§ Problem requirements:
Quote all entries exactly, leaving pictures aside.

★ ★ ★ ★ ★ ★ ★

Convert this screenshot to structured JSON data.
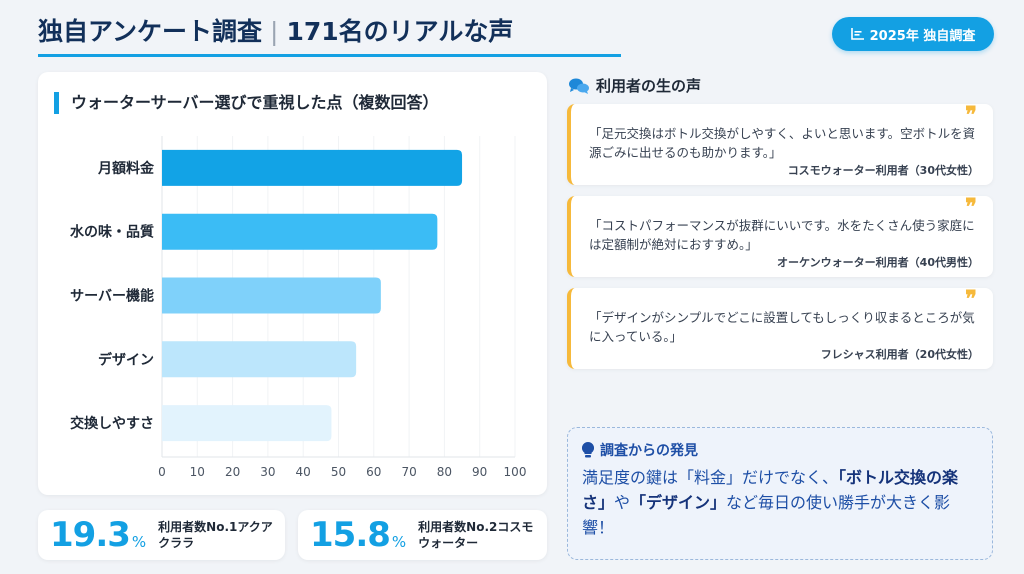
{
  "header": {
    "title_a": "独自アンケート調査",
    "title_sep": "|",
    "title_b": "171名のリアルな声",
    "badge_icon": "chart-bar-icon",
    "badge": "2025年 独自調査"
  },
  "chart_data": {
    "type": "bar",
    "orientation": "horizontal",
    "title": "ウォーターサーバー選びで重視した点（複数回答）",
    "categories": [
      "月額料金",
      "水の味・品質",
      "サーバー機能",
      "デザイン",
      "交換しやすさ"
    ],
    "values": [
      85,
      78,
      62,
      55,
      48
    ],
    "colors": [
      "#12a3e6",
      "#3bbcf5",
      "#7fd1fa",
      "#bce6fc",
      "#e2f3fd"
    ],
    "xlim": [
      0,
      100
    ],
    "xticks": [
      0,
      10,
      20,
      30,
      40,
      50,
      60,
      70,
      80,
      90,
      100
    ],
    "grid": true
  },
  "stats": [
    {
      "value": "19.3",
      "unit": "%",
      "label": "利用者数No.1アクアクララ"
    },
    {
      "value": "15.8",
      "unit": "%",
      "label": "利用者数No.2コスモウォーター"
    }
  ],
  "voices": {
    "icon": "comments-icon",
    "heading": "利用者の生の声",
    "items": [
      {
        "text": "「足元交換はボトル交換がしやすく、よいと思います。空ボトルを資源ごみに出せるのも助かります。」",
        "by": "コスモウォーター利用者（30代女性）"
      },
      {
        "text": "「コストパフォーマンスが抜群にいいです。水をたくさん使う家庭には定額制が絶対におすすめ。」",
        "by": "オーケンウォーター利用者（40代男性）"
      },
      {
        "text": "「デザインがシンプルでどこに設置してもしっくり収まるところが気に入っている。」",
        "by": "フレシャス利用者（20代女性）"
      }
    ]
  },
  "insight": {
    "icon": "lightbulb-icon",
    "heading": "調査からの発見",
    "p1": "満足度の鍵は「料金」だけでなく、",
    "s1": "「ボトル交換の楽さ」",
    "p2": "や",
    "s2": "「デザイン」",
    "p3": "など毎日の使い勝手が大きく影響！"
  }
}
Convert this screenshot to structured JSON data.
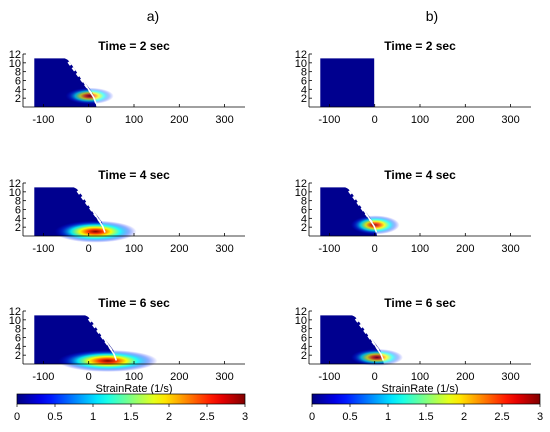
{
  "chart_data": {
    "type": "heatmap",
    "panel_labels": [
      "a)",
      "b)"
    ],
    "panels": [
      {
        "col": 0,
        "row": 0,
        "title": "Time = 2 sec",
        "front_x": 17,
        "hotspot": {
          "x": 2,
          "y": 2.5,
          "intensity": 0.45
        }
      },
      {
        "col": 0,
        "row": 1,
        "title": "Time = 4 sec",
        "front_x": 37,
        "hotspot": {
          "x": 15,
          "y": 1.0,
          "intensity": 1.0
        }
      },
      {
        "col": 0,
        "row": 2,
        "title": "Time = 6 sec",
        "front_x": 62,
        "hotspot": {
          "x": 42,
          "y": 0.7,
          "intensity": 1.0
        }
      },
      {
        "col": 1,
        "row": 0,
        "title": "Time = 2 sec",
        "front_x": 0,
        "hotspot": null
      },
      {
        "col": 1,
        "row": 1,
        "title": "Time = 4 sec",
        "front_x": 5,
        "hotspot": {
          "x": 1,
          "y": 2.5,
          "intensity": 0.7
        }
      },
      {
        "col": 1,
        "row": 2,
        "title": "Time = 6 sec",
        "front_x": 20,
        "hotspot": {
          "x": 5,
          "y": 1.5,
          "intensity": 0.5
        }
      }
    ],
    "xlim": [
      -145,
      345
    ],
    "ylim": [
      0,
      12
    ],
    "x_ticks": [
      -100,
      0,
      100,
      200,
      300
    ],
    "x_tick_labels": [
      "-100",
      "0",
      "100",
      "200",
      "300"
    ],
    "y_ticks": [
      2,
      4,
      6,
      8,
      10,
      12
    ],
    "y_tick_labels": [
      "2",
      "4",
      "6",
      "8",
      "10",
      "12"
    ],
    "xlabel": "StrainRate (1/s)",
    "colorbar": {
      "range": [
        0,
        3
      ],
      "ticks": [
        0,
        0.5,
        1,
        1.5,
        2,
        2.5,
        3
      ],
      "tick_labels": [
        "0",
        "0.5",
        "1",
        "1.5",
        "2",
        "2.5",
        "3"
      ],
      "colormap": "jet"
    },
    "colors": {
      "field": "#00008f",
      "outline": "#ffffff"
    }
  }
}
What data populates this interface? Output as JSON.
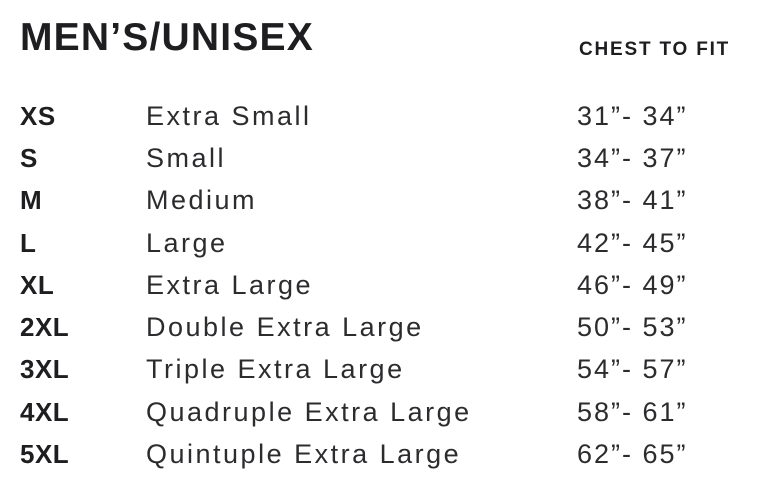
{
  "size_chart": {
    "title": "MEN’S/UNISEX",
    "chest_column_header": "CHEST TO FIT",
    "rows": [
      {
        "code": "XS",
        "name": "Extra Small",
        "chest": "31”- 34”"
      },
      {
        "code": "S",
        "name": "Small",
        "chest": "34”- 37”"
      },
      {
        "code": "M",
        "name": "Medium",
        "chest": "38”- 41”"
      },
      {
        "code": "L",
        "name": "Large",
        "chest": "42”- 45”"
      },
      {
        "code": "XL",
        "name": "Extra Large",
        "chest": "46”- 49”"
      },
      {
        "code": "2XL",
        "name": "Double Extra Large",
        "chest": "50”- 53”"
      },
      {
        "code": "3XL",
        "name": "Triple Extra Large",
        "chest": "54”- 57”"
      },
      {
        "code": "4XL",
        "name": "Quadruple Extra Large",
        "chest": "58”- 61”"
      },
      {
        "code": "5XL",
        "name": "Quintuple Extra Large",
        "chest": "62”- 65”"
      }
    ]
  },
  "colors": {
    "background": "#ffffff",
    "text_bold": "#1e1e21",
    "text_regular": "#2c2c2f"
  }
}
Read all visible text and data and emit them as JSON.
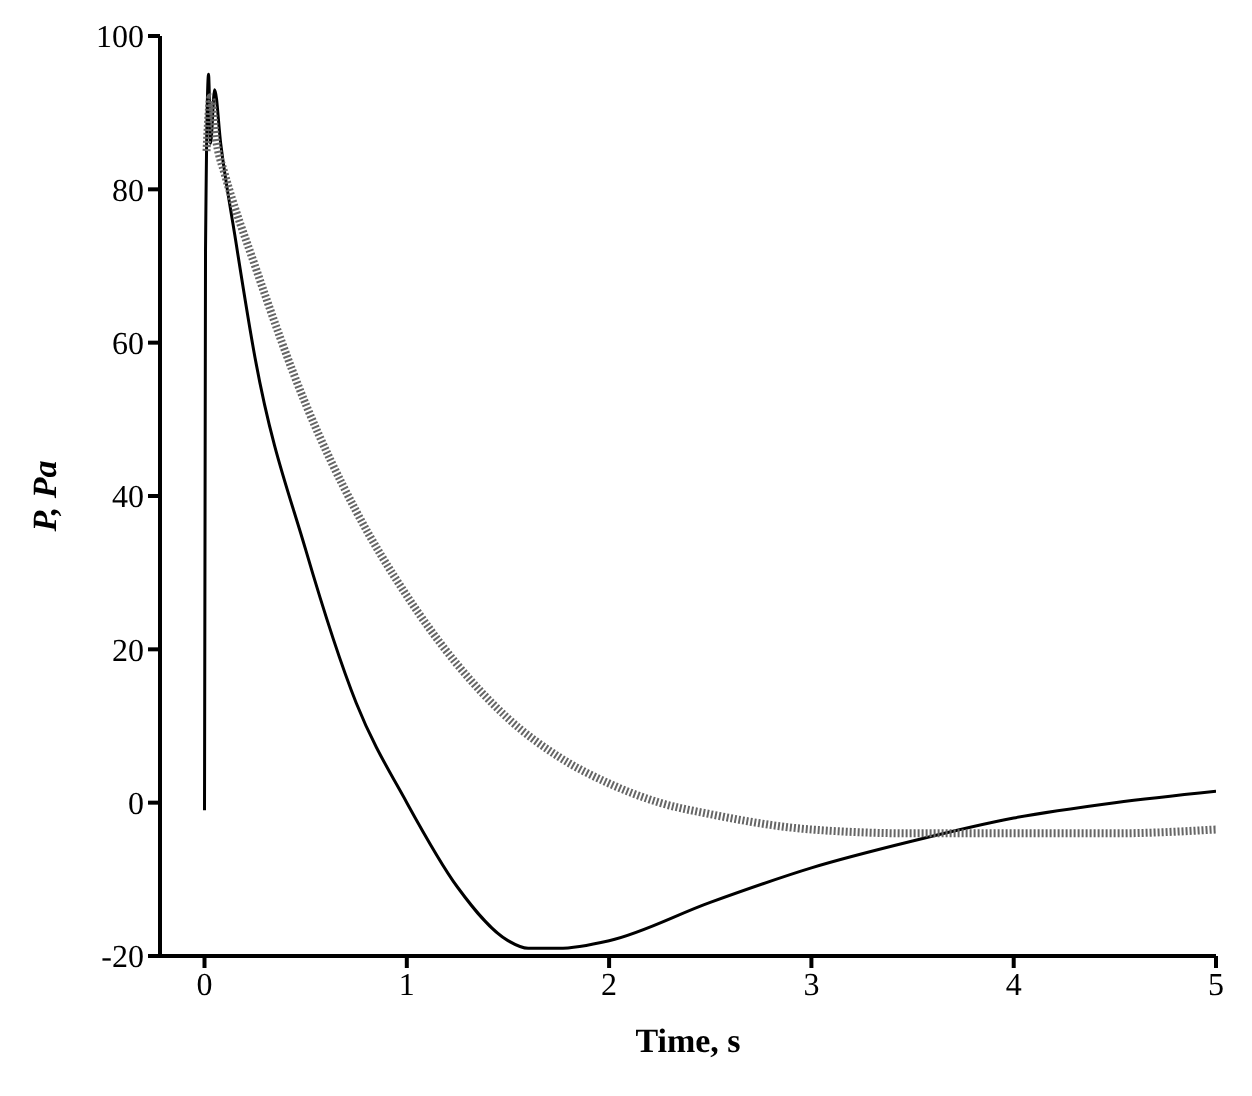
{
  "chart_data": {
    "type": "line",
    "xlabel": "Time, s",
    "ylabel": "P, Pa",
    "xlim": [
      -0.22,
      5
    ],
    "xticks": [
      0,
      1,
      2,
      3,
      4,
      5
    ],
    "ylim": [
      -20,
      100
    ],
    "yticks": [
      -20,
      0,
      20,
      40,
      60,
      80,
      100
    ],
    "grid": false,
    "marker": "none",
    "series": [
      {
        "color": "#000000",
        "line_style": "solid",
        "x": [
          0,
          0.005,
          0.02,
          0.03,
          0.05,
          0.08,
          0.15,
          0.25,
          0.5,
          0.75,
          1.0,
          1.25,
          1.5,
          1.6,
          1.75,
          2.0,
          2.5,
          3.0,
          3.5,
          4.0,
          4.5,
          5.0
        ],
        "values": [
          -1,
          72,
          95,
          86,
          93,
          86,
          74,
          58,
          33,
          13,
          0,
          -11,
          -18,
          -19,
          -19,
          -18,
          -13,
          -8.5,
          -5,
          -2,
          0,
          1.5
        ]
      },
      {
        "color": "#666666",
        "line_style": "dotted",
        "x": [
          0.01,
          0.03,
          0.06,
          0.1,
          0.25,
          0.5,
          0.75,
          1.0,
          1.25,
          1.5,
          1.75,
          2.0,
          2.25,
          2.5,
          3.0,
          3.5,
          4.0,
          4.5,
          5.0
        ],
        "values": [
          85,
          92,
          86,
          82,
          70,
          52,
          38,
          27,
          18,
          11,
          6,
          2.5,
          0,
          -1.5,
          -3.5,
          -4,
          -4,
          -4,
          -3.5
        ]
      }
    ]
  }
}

★ ★ ★ ★ ★ ★ ★

§ Solution to the exercise:
Convert this screenshot to structured JSON data.
{
  "header": {
    "title_a": "独自アンケート調査",
    "title_sep": "|",
    "title_b": "171名のリアルな声",
    "badge_icon": "chart-bar-icon",
    "badge": "2025年 独自調査"
  },
  "chart_data": {
    "type": "bar",
    "orientation": "horizontal",
    "title": "ウォーターサーバー選びで重視した点（複数回答）",
    "categories": [
      "月額料金",
      "水の味・品質",
      "サーバー機能",
      "デザイン",
      "交換しやすさ"
    ],
    "values": [
      85,
      78,
      62,
      55,
      48
    ],
    "colors": [
      "#12a3e6",
      "#3bbcf5",
      "#7fd1fa",
      "#bce6fc",
      "#e2f3fd"
    ],
    "xlim": [
      0,
      100
    ],
    "xticks": [
      0,
      10,
      20,
      30,
      40,
      50,
      60,
      70,
      80,
      90,
      100
    ],
    "grid": true
  },
  "stats": [
    {
      "value": "19.3",
      "unit": "%",
      "label": "利用者数No.1アクアクララ"
    },
    {
      "value": "15.8",
      "unit": "%",
      "label": "利用者数No.2コスモウォーター"
    }
  ],
  "voices": {
    "icon": "comments-icon",
    "heading": "利用者の生の声",
    "items": [
      {
        "text": "「足元交換はボトル交換がしやすく、よいと思います。空ボトルを資源ごみに出せるのも助かります。」",
        "by": "コスモウォーター利用者（30代女性）"
      },
      {
        "text": "「コストパフォーマンスが抜群にいいです。水をたくさん使う家庭には定額制が絶対におすすめ。」",
        "by": "オーケンウォーター利用者（40代男性）"
      },
      {
        "text": "「デザインがシンプルでどこに設置してもしっくり収まるところが気に入っている。」",
        "by": "フレシャス利用者（20代女性）"
      }
    ]
  },
  "insight": {
    "icon": "lightbulb-icon",
    "heading": "調査からの発見",
    "p1": "満足度の鍵は「料金」だけでなく、",
    "s1": "「ボトル交換の楽さ」",
    "p2": "や",
    "s2": "「デザイン」",
    "p3": "など毎日の使い勝手が大きく影響！"
  }
}
Convert this screenshot to structured JSON data.
{
  "chart_data": {
    "type": "heatmap",
    "panel_labels": [
      "a)",
      "b)"
    ],
    "panels": [
      {
        "col": 0,
        "row": 0,
        "title": "Time = 2 sec",
        "front_x": 17,
        "hotspot": {
          "x": 2,
          "y": 2.5,
          "intensity": 0.45
        }
      },
      {
        "col": 0,
        "row": 1,
        "title": "Time = 4 sec",
        "front_x": 37,
        "hotspot": {
          "x": 15,
          "y": 1.0,
          "intensity": 1.0
        }
      },
      {
        "col": 0,
        "row": 2,
        "title": "Time = 6 sec",
        "front_x": 62,
        "hotspot": {
          "x": 42,
          "y": 0.7,
          "intensity": 1.0
        }
      },
      {
        "col": 1,
        "row": 0,
        "title": "Time = 2 sec",
        "front_x": 0,
        "hotspot": null
      },
      {
        "col": 1,
        "row": 1,
        "title": "Time = 4 sec",
        "front_x": 5,
        "hotspot": {
          "x": 1,
          "y": 2.5,
          "intensity": 0.7
        }
      },
      {
        "col": 1,
        "row": 2,
        "title": "Time = 6 sec",
        "front_x": 20,
        "hotspot": {
          "x": 5,
          "y": 1.5,
          "intensity": 0.5
        }
      }
    ],
    "xlim": [
      -145,
      345
    ],
    "ylim": [
      0,
      12
    ],
    "x_ticks": [
      -100,
      0,
      100,
      200,
      300
    ],
    "x_tick_labels": [
      "-100",
      "0",
      "100",
      "200",
      "300"
    ],
    "y_ticks": [
      2,
      4,
      6,
      8,
      10,
      12
    ],
    "y_tick_labels": [
      "2",
      "4",
      "6",
      "8",
      "10",
      "12"
    ],
    "xlabel": "StrainRate (1/s)",
    "colorbar": {
      "range": [
        0,
        3
      ],
      "ticks": [
        0,
        0.5,
        1,
        1.5,
        2,
        2.5,
        3
      ],
      "tick_labels": [
        "0",
        "0.5",
        "1",
        "1.5",
        "2",
        "2.5",
        "3"
      ],
      "colormap": "jet"
    },
    "colors": {
      "field": "#00008f",
      "outline": "#ffffff"
    }
  }
}
What data populates this interface? Output as JSON.
{
  "size_chart": {
    "title": "MEN’S/UNISEX",
    "chest_column_header": "CHEST TO FIT",
    "rows": [
      {
        "code": "XS",
        "name": "Extra Small",
        "chest": "31”- 34”"
      },
      {
        "code": "S",
        "name": "Small",
        "chest": "34”- 37”"
      },
      {
        "code": "M",
        "name": "Medium",
        "chest": "38”- 41”"
      },
      {
        "code": "L",
        "name": "Large",
        "chest": "42”- 45”"
      },
      {
        "code": "XL",
        "name": "Extra Large",
        "chest": "46”- 49”"
      },
      {
        "code": "2XL",
        "name": "Double Extra Large",
        "chest": "50”- 53”"
      },
      {
        "code": "3XL",
        "name": "Triple Extra Large",
        "chest": "54”- 57”"
      },
      {
        "code": "4XL",
        "name": "Quadruple Extra Large",
        "chest": "58”- 61”"
      },
      {
        "code": "5XL",
        "name": "Quintuple Extra Large",
        "chest": "62”- 65”"
      }
    ]
  },
  "colors": {
    "background": "#ffffff",
    "text_bold": "#1e1e21",
    "text_regular": "#2c2c2f"
  }
}
Read all visible text and data and emit them as JSON.
{
  "chart_data": {
    "type": "line",
    "xlabel": "Time, s",
    "ylabel": "P, Pa",
    "xlim": [
      -0.22,
      5
    ],
    "xticks": [
      0,
      1,
      2,
      3,
      4,
      5
    ],
    "ylim": [
      -20,
      100
    ],
    "yticks": [
      -20,
      0,
      20,
      40,
      60,
      80,
      100
    ],
    "grid": false,
    "marker": "none",
    "series": [
      {
        "color": "#000000",
        "line_style": "solid",
        "x": [
          0,
          0.005,
          0.02,
          0.03,
          0.05,
          0.08,
          0.15,
          0.25,
          0.5,
          0.75,
          1.0,
          1.25,
          1.5,
          1.6,
          1.75,
          2.0,
          2.5,
          3.0,
          3.5,
          4.0,
          4.5,
          5.0
        ],
        "values": [
          -1,
          72,
          95,
          86,
          93,
          86,
          74,
          58,
          33,
          13,
          0,
          -11,
          -18,
          -19,
          -19,
          -18,
          -13,
          -8.5,
          -5,
          -2,
          0,
          1.5
        ]
      },
      {
        "color": "#666666",
        "line_style": "dotted",
        "x": [
          0.01,
          0.03,
          0.06,
          0.1,
          0.25,
          0.5,
          0.75,
          1.0,
          1.25,
          1.5,
          1.75,
          2.0,
          2.25,
          2.5,
          3.0,
          3.5,
          4.0,
          4.5,
          5.0
        ],
        "values": [
          85,
          92,
          86,
          82,
          70,
          52,
          38,
          27,
          18,
          11,
          6,
          2.5,
          0,
          -1.5,
          -3.5,
          -4,
          -4,
          -4,
          -3.5
        ]
      }
    ]
  }
}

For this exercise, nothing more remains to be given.